_What is asked_:
In the entries below, find every line with "white" and copy it.

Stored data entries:
━━━━━━

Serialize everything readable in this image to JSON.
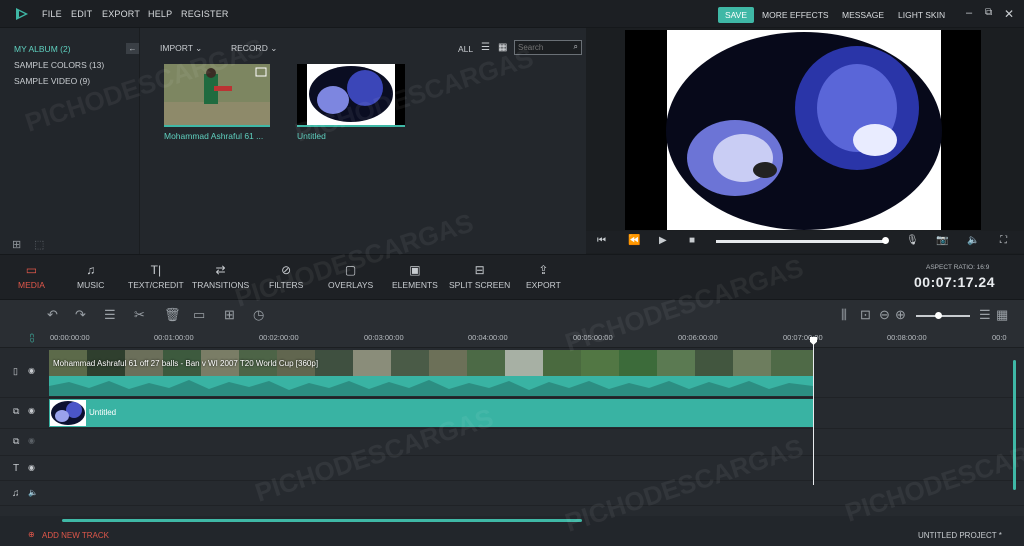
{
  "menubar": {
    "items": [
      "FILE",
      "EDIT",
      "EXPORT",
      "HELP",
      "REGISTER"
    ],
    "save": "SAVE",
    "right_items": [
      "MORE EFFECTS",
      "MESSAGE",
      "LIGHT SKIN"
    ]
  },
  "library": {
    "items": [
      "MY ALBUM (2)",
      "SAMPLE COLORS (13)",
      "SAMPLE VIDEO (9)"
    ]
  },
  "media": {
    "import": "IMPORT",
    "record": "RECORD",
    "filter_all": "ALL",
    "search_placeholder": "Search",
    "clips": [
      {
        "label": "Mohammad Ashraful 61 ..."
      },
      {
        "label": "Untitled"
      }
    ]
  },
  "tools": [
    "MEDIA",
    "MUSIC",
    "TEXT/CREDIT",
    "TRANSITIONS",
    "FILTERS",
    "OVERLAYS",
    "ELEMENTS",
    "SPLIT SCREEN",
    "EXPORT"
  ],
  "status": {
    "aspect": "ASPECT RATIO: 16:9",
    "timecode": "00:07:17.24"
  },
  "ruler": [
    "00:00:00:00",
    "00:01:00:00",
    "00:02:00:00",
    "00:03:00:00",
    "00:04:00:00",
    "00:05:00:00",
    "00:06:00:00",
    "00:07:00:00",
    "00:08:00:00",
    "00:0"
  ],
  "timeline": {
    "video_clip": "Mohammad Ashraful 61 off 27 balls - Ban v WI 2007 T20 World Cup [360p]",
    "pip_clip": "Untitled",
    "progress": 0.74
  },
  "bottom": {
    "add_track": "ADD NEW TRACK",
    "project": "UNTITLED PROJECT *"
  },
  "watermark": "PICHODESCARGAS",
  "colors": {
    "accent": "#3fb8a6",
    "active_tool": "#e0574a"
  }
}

━━━━━━

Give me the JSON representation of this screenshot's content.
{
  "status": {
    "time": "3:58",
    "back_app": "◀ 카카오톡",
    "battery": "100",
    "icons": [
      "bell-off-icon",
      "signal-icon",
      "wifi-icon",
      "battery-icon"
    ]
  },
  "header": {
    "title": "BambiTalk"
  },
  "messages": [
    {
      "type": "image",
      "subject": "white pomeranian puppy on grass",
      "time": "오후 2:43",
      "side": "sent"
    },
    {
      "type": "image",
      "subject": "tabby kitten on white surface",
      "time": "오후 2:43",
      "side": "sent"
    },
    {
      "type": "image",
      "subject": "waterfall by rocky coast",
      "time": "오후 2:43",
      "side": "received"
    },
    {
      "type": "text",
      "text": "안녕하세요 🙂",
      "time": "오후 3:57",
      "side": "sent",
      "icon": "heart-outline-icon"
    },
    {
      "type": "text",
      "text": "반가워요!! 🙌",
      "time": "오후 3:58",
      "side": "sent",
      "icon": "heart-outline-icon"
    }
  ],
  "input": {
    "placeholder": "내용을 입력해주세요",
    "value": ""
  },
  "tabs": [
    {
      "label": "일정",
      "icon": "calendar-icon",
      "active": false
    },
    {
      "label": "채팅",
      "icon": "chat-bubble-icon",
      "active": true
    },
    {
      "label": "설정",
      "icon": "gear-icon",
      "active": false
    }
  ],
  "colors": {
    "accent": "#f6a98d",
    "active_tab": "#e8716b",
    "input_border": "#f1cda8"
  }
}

━━━━━━

_Expected answer_:
      "subject": "white pomeranian puppy on grass",
      "subject": "tabby kitten on white surface",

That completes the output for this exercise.